▼
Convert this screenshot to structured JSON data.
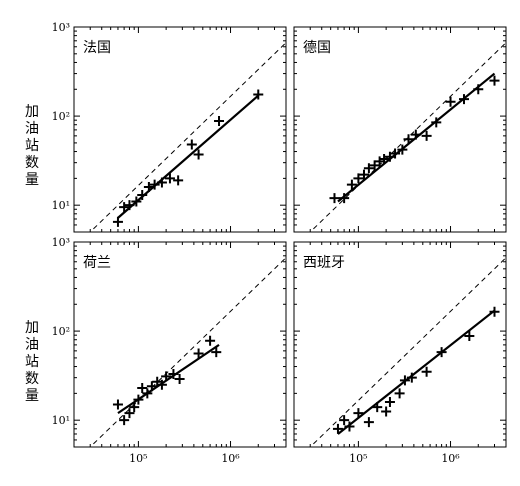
{
  "figure": {
    "ylabel": "加油站数量"
  },
  "chart_data": [
    {
      "type": "scatter",
      "title": "法国",
      "x_scale": "log",
      "y_scale": "log",
      "xlim": [
        20000,
        4000000
      ],
      "ylim": [
        5,
        1000
      ],
      "xticks": [],
      "yticks": [
        "10¹",
        "10²",
        "10³"
      ],
      "points": {
        "x": [
          60000,
          70000,
          80000,
          95000,
          110000,
          130000,
          150000,
          180000,
          220000,
          270000,
          380000,
          450000,
          750000,
          2000000
        ],
        "y": [
          6.5,
          9.5,
          10,
          11,
          13,
          16,
          17,
          18,
          20,
          19,
          48,
          37,
          88,
          175
        ]
      },
      "fit_line": {
        "x": [
          60000,
          2000000
        ],
        "y": [
          7.2,
          170
        ]
      },
      "reference_line": "dashed y ∝ x"
    },
    {
      "type": "scatter",
      "title": "德国",
      "x_scale": "log",
      "y_scale": "log",
      "xlim": [
        20000,
        4000000
      ],
      "ylim": [
        5,
        1000
      ],
      "xticks": [],
      "yticks": [],
      "points": {
        "x": [
          55000,
          70000,
          85000,
          100000,
          115000,
          130000,
          150000,
          170000,
          190000,
          220000,
          250000,
          300000,
          350000,
          420000,
          550000,
          700000,
          1000000,
          1400000,
          2000000,
          3000000
        ],
        "y": [
          12,
          12,
          17,
          20,
          22,
          26,
          28,
          31,
          33,
          35,
          38,
          42,
          55,
          62,
          60,
          85,
          145,
          155,
          200,
          250
        ]
      },
      "fit_line": {
        "x": [
          60000,
          3000000
        ],
        "y": [
          11,
          300
        ]
      },
      "reference_line": "dashed y ∝ x"
    },
    {
      "type": "scatter",
      "title": "荷兰",
      "x_scale": "log",
      "y_scale": "log",
      "xlim": [
        20000,
        4000000
      ],
      "ylim": [
        5,
        1000
      ],
      "xticks": [
        "10⁵",
        "10⁶"
      ],
      "yticks": [
        "10¹",
        "10²",
        "10³"
      ],
      "points": {
        "x": [
          60000,
          70000,
          80000,
          90000,
          100000,
          110000,
          125000,
          140000,
          160000,
          180000,
          200000,
          240000,
          280000,
          450000,
          600000,
          700000
        ],
        "y": [
          15,
          10,
          12,
          14,
          17,
          23,
          20,
          24,
          27,
          25,
          31,
          33,
          29,
          56,
          78,
          58
        ]
      },
      "fit_line": {
        "x": [
          60000,
          750000
        ],
        "y": [
          12,
          70
        ]
      },
      "reference_line": "dashed y ∝ x"
    },
    {
      "type": "scatter",
      "title": "西班牙",
      "x_scale": "log",
      "y_scale": "log",
      "xlim": [
        20000,
        4000000
      ],
      "ylim": [
        5,
        1000
      ],
      "xticks": [
        "10⁵",
        "10⁶"
      ],
      "yticks": [],
      "points": {
        "x": [
          60000,
          70000,
          80000,
          100000,
          130000,
          160000,
          200000,
          220000,
          280000,
          320000,
          380000,
          550000,
          800000,
          1600000,
          3000000
        ],
        "y": [
          8,
          10,
          8.5,
          12,
          9.5,
          14,
          12.5,
          16,
          20,
          28,
          30,
          35,
          58,
          88,
          165
        ]
      },
      "fit_line": {
        "x": [
          60000,
          3000000
        ],
        "y": [
          7,
          170
        ]
      },
      "reference_line": "dashed y ∝ x"
    }
  ]
}
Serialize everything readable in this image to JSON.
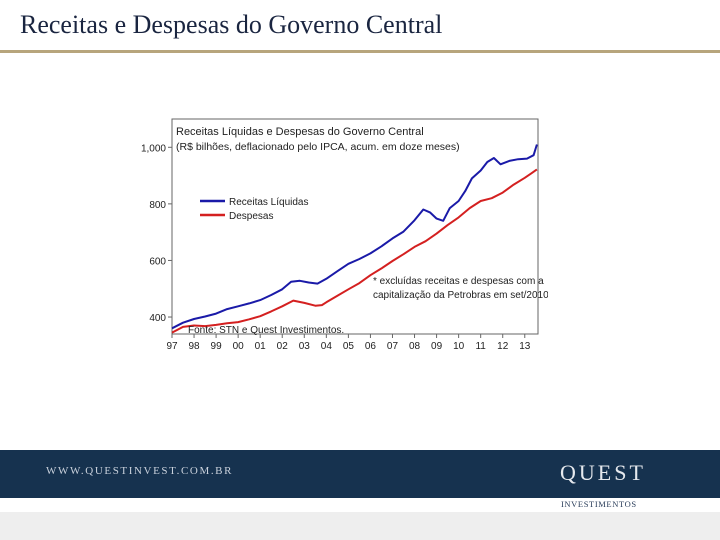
{
  "slide": {
    "title": "Receitas e Despesas do Governo Central"
  },
  "footer": {
    "url": "WWW.QUESTINVEST.COM.BR",
    "logo_main": "QUEST",
    "logo_sub": "INVESTIMENTOS",
    "background": "#16324f"
  },
  "chart_data": {
    "type": "line",
    "title": "Receitas Líquidas e Despesas do Governo Central",
    "subtitle": "(R$ bilhões, deflacionado pelo IPCA, acum. em doze meses)",
    "xlabel": "",
    "ylabel": "",
    "x_ticks": [
      "97",
      "98",
      "99",
      "00",
      "01",
      "02",
      "03",
      "04",
      "05",
      "06",
      "07",
      "08",
      "09",
      "10",
      "11",
      "12",
      "13"
    ],
    "y_ticks": [
      "400",
      "600",
      "800",
      "1,000"
    ],
    "xlim": [
      1997.0,
      2013.6
    ],
    "ylim": [
      340,
      1100
    ],
    "grid": false,
    "legend_position": "upper-left",
    "annotation": "* excluídas receitas e despesas com a capitalização da Petrobras em set/2010",
    "source": "Fonte: STN e Quest Investimentos.",
    "series": [
      {
        "name": "Receitas Líquidas",
        "color": "#1a1aa8",
        "points": [
          [
            1997.0,
            360
          ],
          [
            1997.5,
            380
          ],
          [
            1998.0,
            393
          ],
          [
            1998.5,
            402
          ],
          [
            1999.0,
            412
          ],
          [
            1999.5,
            428
          ],
          [
            2000.0,
            438
          ],
          [
            2000.5,
            448
          ],
          [
            2001.0,
            460
          ],
          [
            2001.5,
            478
          ],
          [
            2002.0,
            498
          ],
          [
            2002.4,
            525
          ],
          [
            2002.8,
            528
          ],
          [
            2003.2,
            522
          ],
          [
            2003.6,
            518
          ],
          [
            2004.0,
            535
          ],
          [
            2004.5,
            562
          ],
          [
            2005.0,
            588
          ],
          [
            2005.5,
            605
          ],
          [
            2006.0,
            625
          ],
          [
            2006.5,
            650
          ],
          [
            2007.0,
            678
          ],
          [
            2007.5,
            702
          ],
          [
            2008.0,
            742
          ],
          [
            2008.4,
            780
          ],
          [
            2008.7,
            770
          ],
          [
            2009.0,
            748
          ],
          [
            2009.3,
            740
          ],
          [
            2009.6,
            785
          ],
          [
            2010.0,
            810
          ],
          [
            2010.3,
            845
          ],
          [
            2010.6,
            890
          ],
          [
            2011.0,
            918
          ],
          [
            2011.3,
            948
          ],
          [
            2011.6,
            962
          ],
          [
            2011.9,
            940
          ],
          [
            2012.3,
            952
          ],
          [
            2012.7,
            958
          ],
          [
            2013.1,
            960
          ],
          [
            2013.4,
            972
          ],
          [
            2013.55,
            1010
          ]
        ]
      },
      {
        "name": "Despesas",
        "color": "#d42020",
        "points": [
          [
            1997.0,
            345
          ],
          [
            1997.5,
            365
          ],
          [
            1998.0,
            370
          ],
          [
            1998.5,
            368
          ],
          [
            1999.0,
            372
          ],
          [
            1999.5,
            378
          ],
          [
            2000.0,
            382
          ],
          [
            2000.5,
            392
          ],
          [
            2001.0,
            403
          ],
          [
            2001.5,
            420
          ],
          [
            2002.0,
            438
          ],
          [
            2002.5,
            458
          ],
          [
            2003.0,
            450
          ],
          [
            2003.5,
            440
          ],
          [
            2003.8,
            442
          ],
          [
            2004.0,
            452
          ],
          [
            2004.5,
            475
          ],
          [
            2005.0,
            498
          ],
          [
            2005.5,
            520
          ],
          [
            2006.0,
            548
          ],
          [
            2006.5,
            572
          ],
          [
            2007.0,
            598
          ],
          [
            2007.5,
            622
          ],
          [
            2008.0,
            648
          ],
          [
            2008.5,
            668
          ],
          [
            2009.0,
            695
          ],
          [
            2009.5,
            725
          ],
          [
            2010.0,
            752
          ],
          [
            2010.5,
            785
          ],
          [
            2011.0,
            810
          ],
          [
            2011.5,
            820
          ],
          [
            2012.0,
            840
          ],
          [
            2012.5,
            868
          ],
          [
            2013.0,
            892
          ],
          [
            2013.3,
            908
          ],
          [
            2013.55,
            922
          ]
        ]
      }
    ]
  }
}
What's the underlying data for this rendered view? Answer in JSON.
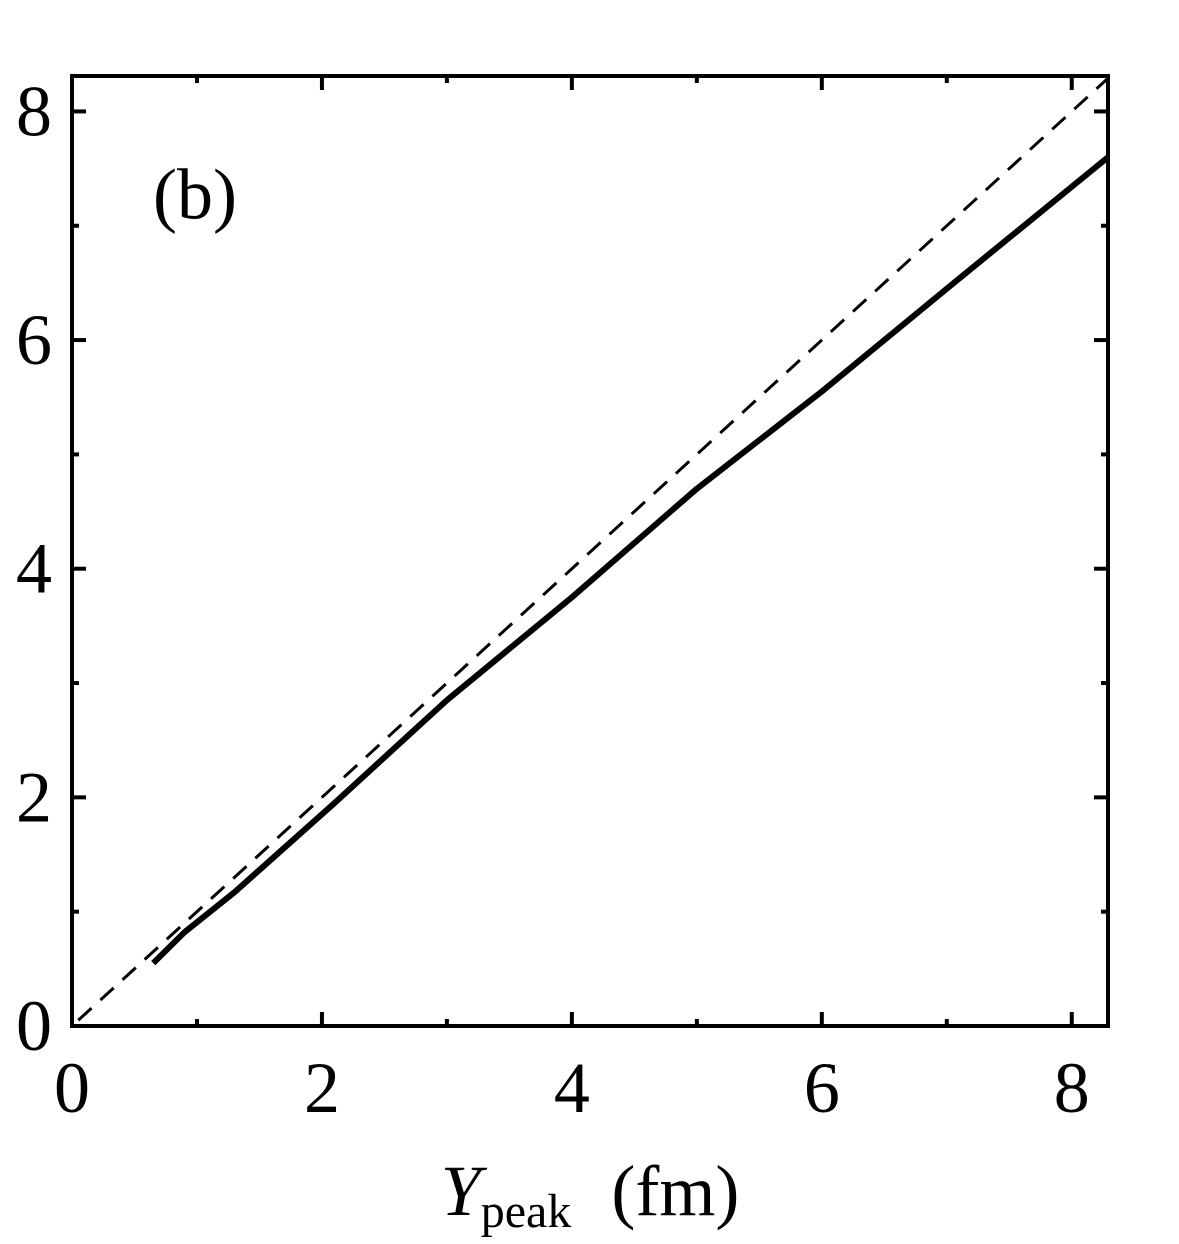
{
  "chart_data": {
    "type": "line",
    "annotation": "(b)",
    "xlabel": {
      "symbol": "Y",
      "subscript": "peak",
      "unit": "(fm)"
    },
    "xlim": [
      0,
      8.29
    ],
    "ylim": [
      0,
      8.31
    ],
    "xticks": [
      0,
      2,
      4,
      6,
      8
    ],
    "yticks": [
      0,
      2,
      4,
      6,
      8
    ],
    "xminorticks": [
      1,
      3,
      5,
      7
    ],
    "yminorticks": [
      1,
      3,
      5,
      7
    ],
    "series": [
      {
        "color": "#000000",
        "style": "solid",
        "x": [
          0.65,
          0.9,
          1.3,
          2.1,
          3.0,
          4.0,
          5.0,
          6.0,
          7.0,
          8.29
        ],
        "values": [
          0.55,
          0.82,
          1.17,
          1.95,
          2.85,
          3.75,
          4.7,
          5.55,
          6.45,
          7.6
        ]
      },
      {
        "color": "#000000",
        "style": "dashed",
        "x": [
          0.05,
          8.29
        ],
        "values": [
          0.05,
          8.29
        ]
      }
    ]
  }
}
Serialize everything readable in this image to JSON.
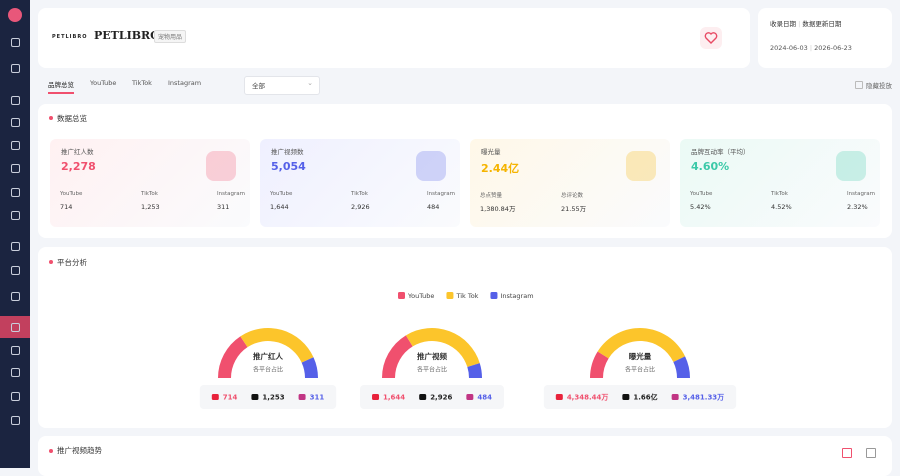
{
  "header": {
    "logo": "PETLIBRO",
    "brand": "PETLIBRO",
    "tag": "宠物用品"
  },
  "dates": {
    "collected_label": "收录日期",
    "updated_label": "数据更新日期",
    "collected": "2024-06-03",
    "updated": "2026-06-23"
  },
  "tabs": [
    "品牌总览",
    "YouTube",
    "TikTok",
    "Instagram"
  ],
  "active_tab": 0,
  "filter": "全部",
  "hide_ads": "隐藏投放",
  "overview": {
    "title": "数据总览",
    "cards": [
      {
        "title": "推广红人数",
        "value": "2,278",
        "color": "#f0506e",
        "bg": "#fff1f2",
        "stats": [
          {
            "label": "YouTube",
            "value": "714"
          },
          {
            "label": "TikTok",
            "value": "1,253"
          },
          {
            "label": "Instagram",
            "value": "311"
          }
        ]
      },
      {
        "title": "推广视频数",
        "value": "5,054",
        "color": "#5560e8",
        "bg": "#eff0ff",
        "stats": [
          {
            "label": "YouTube",
            "value": "1,644"
          },
          {
            "label": "TikTok",
            "value": "2,926"
          },
          {
            "label": "Instagram",
            "value": "484"
          }
        ]
      },
      {
        "title": "曝光量",
        "value": "2.44亿",
        "color": "#f5b400",
        "bg": "#fff8e8",
        "stats": [
          {
            "label": "总点赞量",
            "value": "1,380.84万"
          },
          {
            "label": "总评论数",
            "value": "21.55万"
          }
        ]
      },
      {
        "title": "品牌互动率（平均）",
        "value": "4.60%",
        "color": "#3cc9a8",
        "bg": "#ebfaf5",
        "stats": [
          {
            "label": "YouTube",
            "value": "5.42%"
          },
          {
            "label": "TikTok",
            "value": "4.52%"
          },
          {
            "label": "Instagram",
            "value": "2.32%"
          }
        ]
      }
    ]
  },
  "platform": {
    "title": "平台分析",
    "legend": [
      {
        "name": "YouTube",
        "color": "#f0506e"
      },
      {
        "name": "Tik Tok",
        "color": "#fcc52b"
      },
      {
        "name": "Instagram",
        "color": "#5560e8"
      }
    ],
    "gauges": [
      {
        "title": "推广红人",
        "subtitle": "各平台占比",
        "items": [
          714,
          {
            "value": 1253,
            "label": "1,253"
          },
          311
        ]
      },
      {
        "title": "推广视频",
        "subtitle": "各平台占比",
        "items": [
          {
            "value": 1644,
            "label": "1,644"
          },
          {
            "value": 2926,
            "label": "2,926"
          },
          484
        ]
      },
      {
        "title": "曝光量",
        "subtitle": "各平台占比",
        "items": [
          {
            "value": 4348.44,
            "label": "4,348.44万"
          },
          {
            "value": 16600,
            "label": "1.66亿"
          },
          {
            "value": 3481.33,
            "label": "3,481.33万"
          }
        ]
      }
    ]
  },
  "trend": {
    "title": "推广视频趋势"
  }
}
▲
**BRIEF**: Copy each line of the records above that carries the word "Central".

**THE REPLY**:
    "title": "Receitas e Despesas do Governo Central"
    "title": "Receitas Líquidas e Despesas do Governo Central",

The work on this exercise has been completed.